== Entries supplied

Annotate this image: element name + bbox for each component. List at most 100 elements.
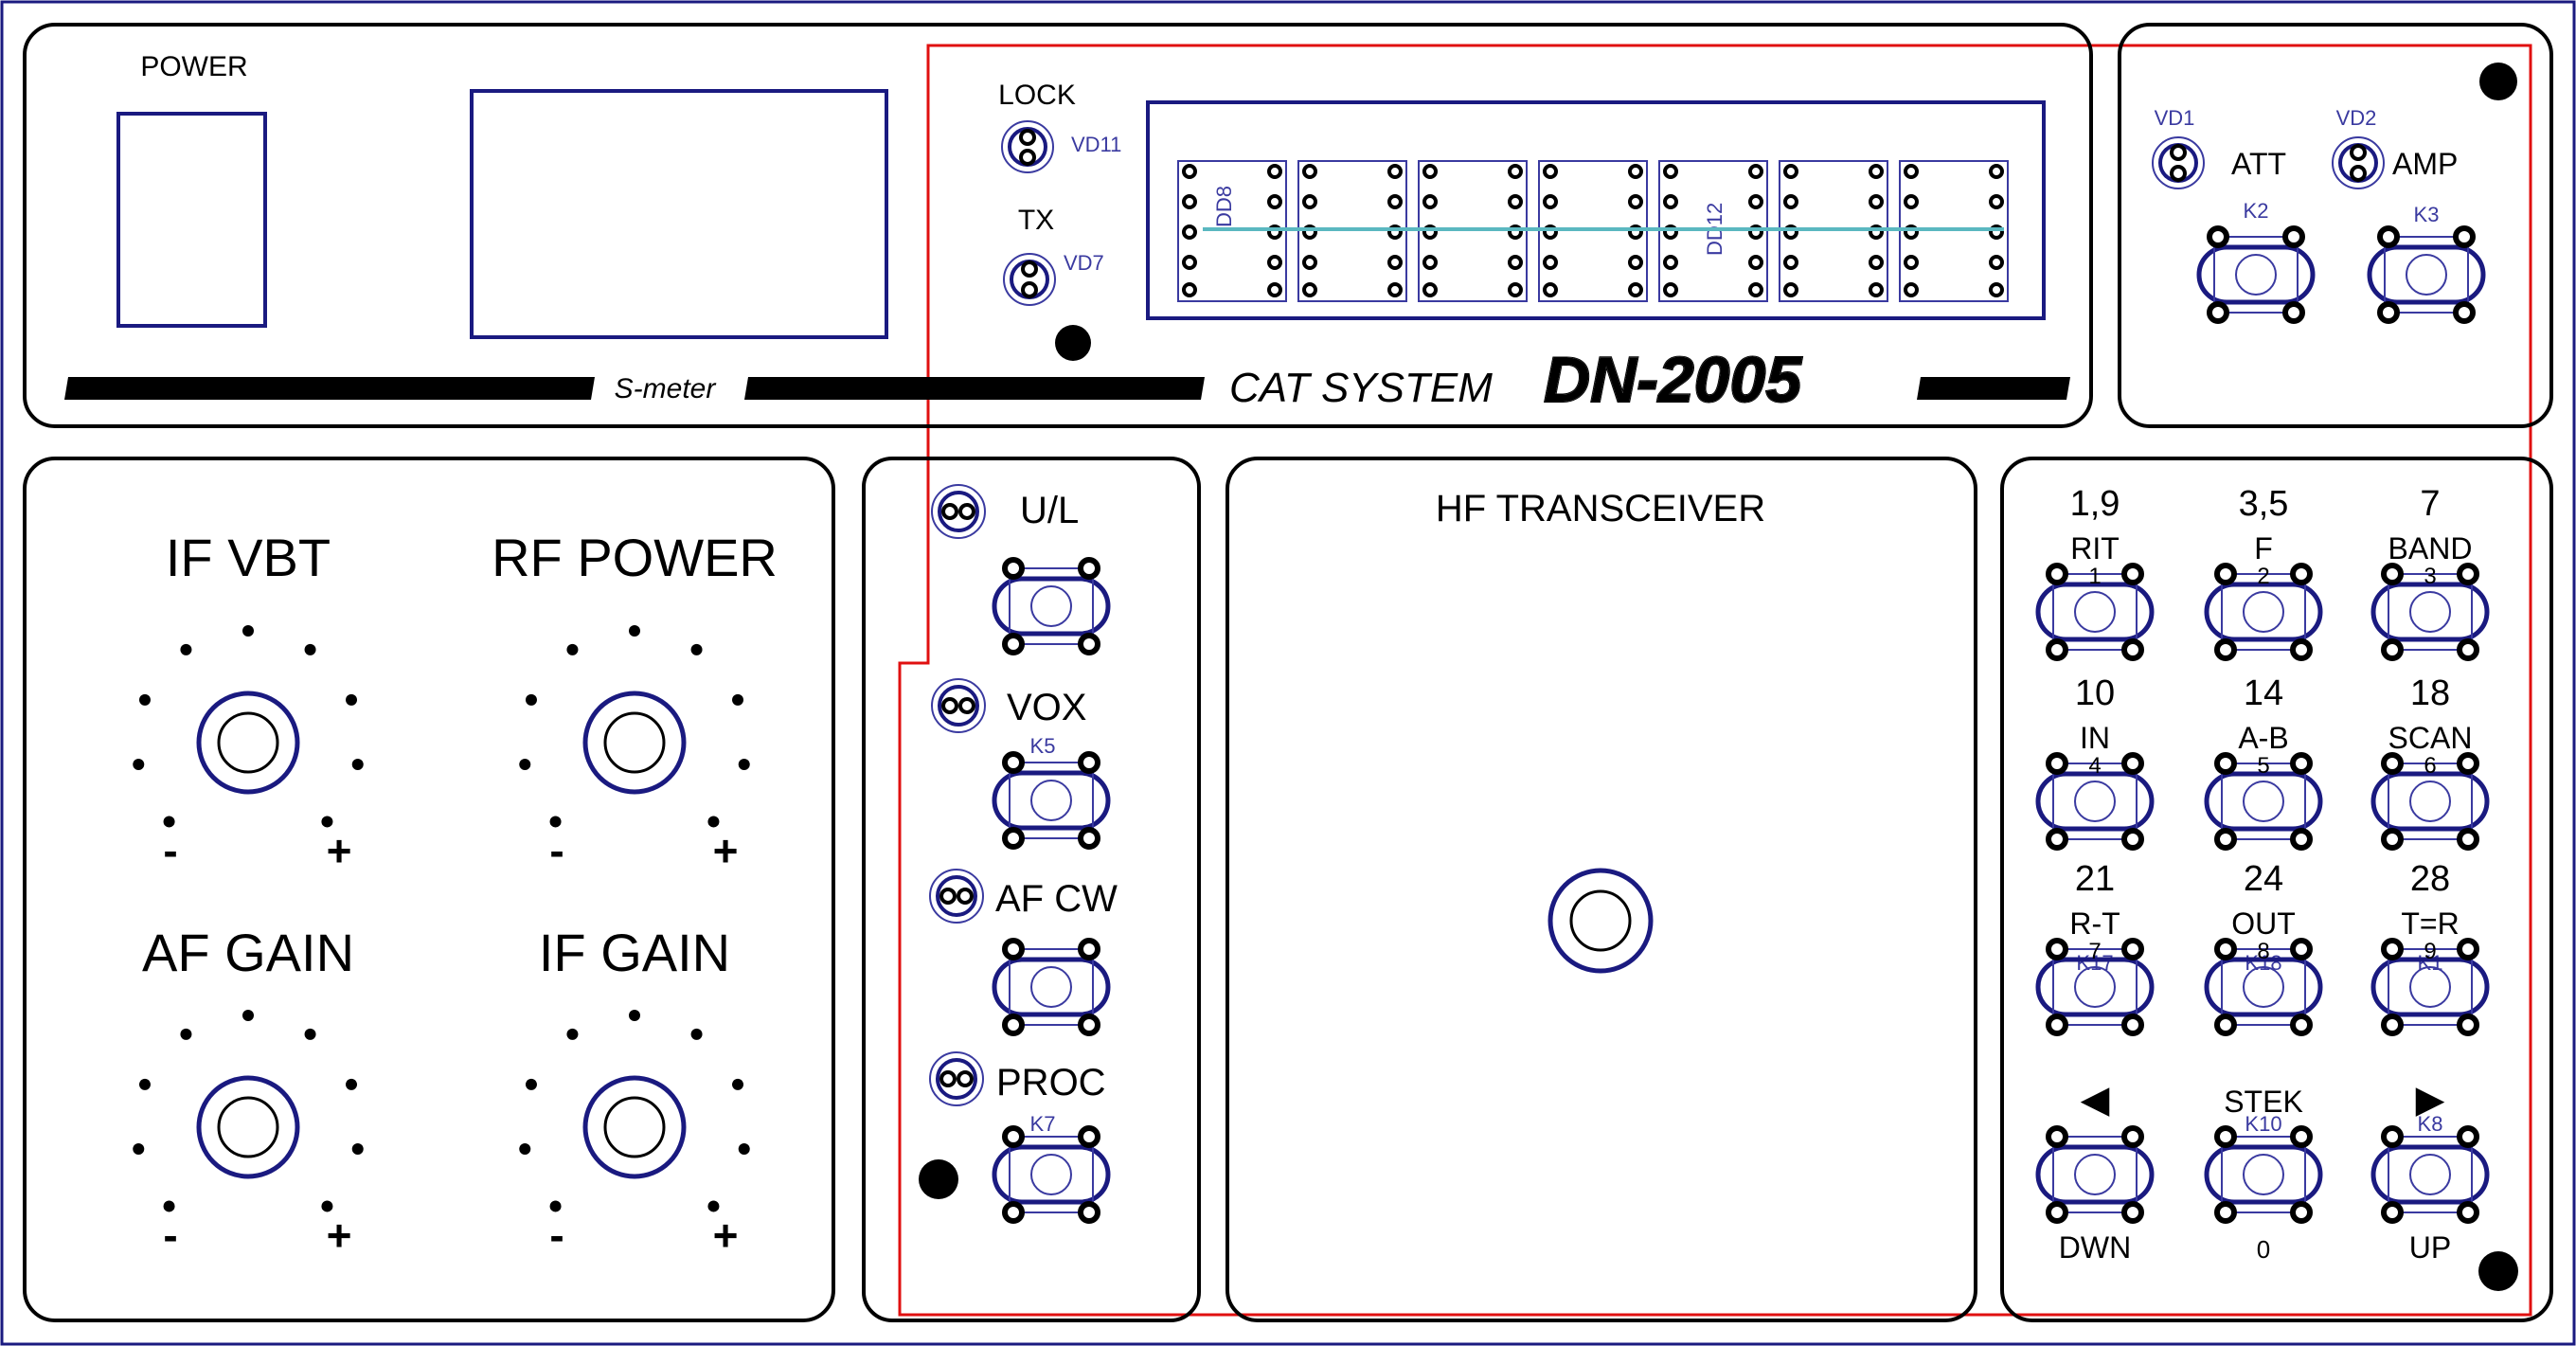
k3-ref: K3 — [2414, 203, 2440, 226]
keypad-switch[interactable] — [2035, 752, 2155, 851]
key-digit-label: 9 — [2424, 939, 2436, 964]
main-tuning-knob[interactable] — [1547, 868, 1654, 974]
att-button[interactable] — [2196, 225, 2316, 324]
lock-label: LOCK — [998, 80, 1076, 111]
lock-led — [1001, 120, 1054, 173]
afcw-led — [929, 869, 984, 924]
key-function-label: SCAN — [2388, 721, 2473, 755]
knob-label: IF VBT — [166, 528, 331, 587]
key-band-label: 1,9 — [2070, 484, 2120, 524]
att-label: ATT — [2231, 147, 2286, 181]
key-function-label: IN — [2080, 721, 2110, 755]
knob-if-gain[interactable]: IF GAIN-+ — [519, 923, 750, 1260]
key-function-label: OUT — [2231, 906, 2296, 941]
keypad-switch[interactable] — [2035, 938, 2155, 1036]
mount-screw — [2478, 1251, 2518, 1291]
keypad-panel: 1,9RIT13,5F27BAND310IN414A-B518SCAN621R-… — [2000, 457, 2553, 1322]
scale-dot — [707, 1200, 720, 1212]
key-function-label: F — [2254, 531, 2273, 565]
proc-label: PROC — [996, 1062, 1106, 1104]
scale-dot — [242, 1010, 254, 1021]
keypad-switch[interactable] — [2204, 938, 2323, 1036]
keypad-switch[interactable] — [2204, 752, 2323, 851]
vox-button[interactable] — [992, 751, 1111, 850]
keypad-key-5[interactable]: 14A-B5 — [2204, 673, 2323, 851]
key-top-label: STEK — [2224, 1085, 2303, 1119]
key-digit-label: 2 — [2257, 564, 2269, 589]
knob-if-vbt[interactable]: IF VBT - + — [133, 528, 364, 875]
keypad-switch[interactable] — [2035, 1125, 2155, 1224]
key-bottom-label: UP — [2409, 1230, 2451, 1265]
display-ref-dd8: DD8 — [1212, 186, 1236, 227]
knob-plus-label: + — [327, 826, 352, 875]
tx-led-ref: VD7 — [1064, 251, 1104, 275]
s-meter — [470, 89, 888, 339]
vox-key-ref: K5 — [1030, 734, 1056, 758]
key-digit-label: 6 — [2424, 753, 2436, 779]
key-function-label: R-T — [2069, 906, 2120, 941]
key-band-label: 10 — [2075, 673, 2115, 713]
scale-dot — [629, 1010, 640, 1021]
key-function-label: A-B — [2238, 721, 2288, 755]
keypad-switch[interactable] — [2035, 563, 2155, 661]
key-band-label: 24 — [2244, 859, 2283, 899]
keypad-key-dwn[interactable]: ◀ DWN — [2035, 1079, 2155, 1265]
amp-button[interactable] — [2367, 225, 2486, 324]
keypad-switch[interactable] — [2370, 938, 2490, 1036]
keypad-switch[interactable] — [2370, 752, 2490, 851]
scale-dot — [180, 1028, 192, 1040]
vox-label: VOX — [1007, 687, 1086, 728]
ul-label: U/L — [1020, 490, 1079, 531]
proc-button[interactable] — [992, 1125, 1111, 1224]
ul-button[interactable] — [992, 557, 1111, 655]
scale-dot — [519, 759, 531, 771]
power-button[interactable] — [116, 112, 267, 328]
model-label: DN-2005 — [1544, 344, 1802, 416]
scale-dot — [163, 816, 175, 828]
key-band-label: 21 — [2075, 859, 2115, 899]
scale-dot — [525, 693, 537, 706]
tx-label: TX — [1018, 205, 1054, 236]
keypad-switch[interactable] — [2370, 563, 2490, 661]
function-panel: U/L VOX K5 AF CW PROC K7 — [862, 457, 1201, 1322]
model-label-fill: DN-2005 — [1544, 344, 1802, 416]
display-digit — [1177, 160, 1287, 302]
keypad-switch[interactable] — [2370, 1125, 2490, 1224]
att-led-ref: VD1 — [2155, 106, 2195, 130]
knob-rf-power[interactable]: RF POWER-+ — [492, 528, 778, 875]
knob-minus-label: - — [163, 826, 177, 875]
key-bottom-label: 0 — [2257, 1235, 2270, 1264]
knob-panel: IF VBT - + RF POWER-+ AF GAIN-+ IF GAIN-+ — [23, 457, 835, 1322]
decor-bar-right — [1917, 377, 2070, 400]
knob-af-gain[interactable]: AF GAIN-+ — [133, 923, 364, 1260]
scale-dot — [732, 693, 744, 706]
proc-key-ref: K7 — [1030, 1112, 1056, 1136]
scale-dot — [138, 693, 151, 706]
key-band-label: 7 — [2420, 484, 2440, 524]
decor-bar-mid — [744, 377, 1205, 400]
key-top-label: ▶ — [2416, 1079, 2445, 1121]
key-bottom-label: DWN — [2059, 1230, 2131, 1265]
knob-plus-label: + — [713, 1211, 739, 1260]
keypad-switch[interactable] — [2204, 563, 2323, 661]
afcw-button[interactable] — [992, 938, 1111, 1036]
keypad-switch[interactable] — [2204, 1125, 2323, 1224]
scale-dot — [304, 1028, 316, 1040]
power-label: POWER — [140, 51, 247, 82]
key-top-label: ◀ — [2081, 1079, 2110, 1121]
scale-dot — [304, 643, 316, 655]
knob-label: AF GAIN — [142, 923, 354, 982]
key-function-label: T=R — [2401, 906, 2459, 941]
scale-dot — [242, 625, 254, 637]
keypad-key-2[interactable]: 3,5F2 — [2204, 484, 2323, 661]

====

Retype every line of the records above exactly as it appears, leaving out the pictures.

== Full output ==
Annotate this image: element name + bbox for each component. List at most 100 elements.
k3-ref: K3 — [2414, 203, 2440, 226]
keypad-switch[interactable] — [2035, 752, 2155, 851]
key-digit-label: 9 — [2424, 939, 2436, 964]
main-tuning-knob[interactable] — [1547, 868, 1654, 974]
att-button[interactable] — [2196, 225, 2316, 324]
lock-label: LOCK — [998, 80, 1076, 111]
lock-led — [1001, 120, 1054, 173]
afcw-led — [929, 869, 984, 924]
key-function-label: SCAN — [2388, 721, 2473, 755]
knob-label: IF VBT — [166, 528, 331, 587]
key-band-label: 1,9 — [2070, 484, 2120, 524]
att-label: ATT — [2231, 147, 2286, 181]
key-function-label: IN — [2080, 721, 2110, 755]
knob-if-gain[interactable]: IF GAIN-+ — [519, 923, 750, 1260]
key-function-label: OUT — [2231, 906, 2296, 941]
keypad-switch[interactable] — [2035, 938, 2155, 1036]
mount-screw — [2478, 1251, 2518, 1291]
keypad-panel: 1,9RIT13,5F27BAND310IN414A-B518SCAN621R-… — [2000, 457, 2553, 1322]
scale-dot — [707, 1200, 720, 1212]
key-function-label: F — [2254, 531, 2273, 565]
proc-label: PROC — [996, 1062, 1106, 1104]
scale-dot — [242, 1010, 254, 1021]
keypad-switch[interactable] — [2204, 938, 2323, 1036]
keypad-switch[interactable] — [2204, 752, 2323, 851]
vox-button[interactable] — [992, 751, 1111, 850]
keypad-key-5[interactable]: 14A-B5 — [2204, 673, 2323, 851]
key-top-label: STEK — [2224, 1085, 2303, 1119]
key-digit-label: 2 — [2257, 564, 2269, 589]
knob-if-vbt[interactable]: IF VBT - + — [133, 528, 364, 875]
keypad-switch[interactable] — [2035, 1125, 2155, 1224]
key-bottom-label: UP — [2409, 1230, 2451, 1265]
display-ref-dd8: DD8 — [1212, 186, 1236, 227]
knob-plus-label: + — [327, 826, 352, 875]
tx-led-ref: VD7 — [1064, 251, 1104, 275]
s-meter — [470, 89, 888, 339]
vox-key-ref: K5 — [1030, 734, 1056, 758]
key-digit-label: 6 — [2424, 753, 2436, 779]
key-function-label: R-T — [2069, 906, 2120, 941]
key-band-label: 10 — [2075, 673, 2115, 713]
scale-dot — [629, 1010, 640, 1021]
key-function-label: A-B — [2238, 721, 2288, 755]
keypad-switch[interactable] — [2035, 563, 2155, 661]
key-band-label: 24 — [2244, 859, 2283, 899]
keypad-key-dwn[interactable]: ◀ DWN — [2035, 1079, 2155, 1265]
amp-button[interactable] — [2367, 225, 2486, 324]
keypad-switch[interactable] — [2370, 938, 2490, 1036]
keypad-switch[interactable] — [2370, 752, 2490, 851]
scale-dot — [180, 1028, 192, 1040]
vox-label: VOX — [1007, 687, 1086, 728]
ul-label: U/L — [1020, 490, 1079, 531]
proc-button[interactable] — [992, 1125, 1111, 1224]
ul-button[interactable] — [992, 557, 1111, 655]
scale-dot — [519, 759, 531, 771]
power-button[interactable] — [116, 112, 267, 328]
model-label: DN-2005 — [1544, 344, 1802, 416]
scale-dot — [163, 816, 175, 828]
key-band-label: 21 — [2075, 859, 2115, 899]
scale-dot — [525, 693, 537, 706]
tx-label: TX — [1018, 205, 1054, 236]
keypad-switch[interactable] — [2370, 563, 2490, 661]
function-panel: U/L VOX K5 AF CW PROC K7 — [862, 457, 1201, 1322]
model-label-fill: DN-2005 — [1544, 344, 1802, 416]
display-digit — [1177, 160, 1287, 302]
keypad-switch[interactable] — [2370, 1125, 2490, 1224]
att-led-ref: VD1 — [2155, 106, 2195, 130]
knob-rf-power[interactable]: RF POWER-+ — [492, 528, 778, 875]
knob-minus-label: - — [163, 826, 177, 875]
key-bottom-label: 0 — [2257, 1235, 2270, 1264]
knob-panel: IF VBT - + RF POWER-+ AF GAIN-+ IF GAIN-+ — [23, 457, 835, 1322]
decor-bar-right — [1917, 377, 2070, 400]
knob-af-gain[interactable]: AF GAIN-+ — [133, 923, 364, 1260]
scale-dot — [732, 693, 744, 706]
proc-key-ref: K7 — [1030, 1112, 1056, 1136]
scale-dot — [138, 693, 151, 706]
key-band-label: 7 — [2420, 484, 2440, 524]
decor-bar-mid — [744, 377, 1205, 400]
key-top-label: ▶ — [2416, 1079, 2445, 1121]
key-bottom-label: DWN — [2059, 1230, 2131, 1265]
knob-plus-label: + — [713, 1211, 739, 1260]
keypad-switch[interactable] — [2204, 563, 2323, 661]
afcw-button[interactable] — [992, 938, 1111, 1036]
keypad-switch[interactable] — [2204, 1125, 2323, 1224]
scale-dot — [304, 1028, 316, 1040]
power-label: POWER — [140, 51, 247, 82]
key-top-label: ◀ — [2081, 1079, 2110, 1121]
scale-dot — [304, 643, 316, 655]
knob-label: AF GAIN — [142, 923, 354, 982]
key-function-label: T=R — [2401, 906, 2459, 941]
scale-dot — [242, 625, 254, 637]
keypad-key-2[interactable]: 3,5F2 — [2204, 484, 2323, 661]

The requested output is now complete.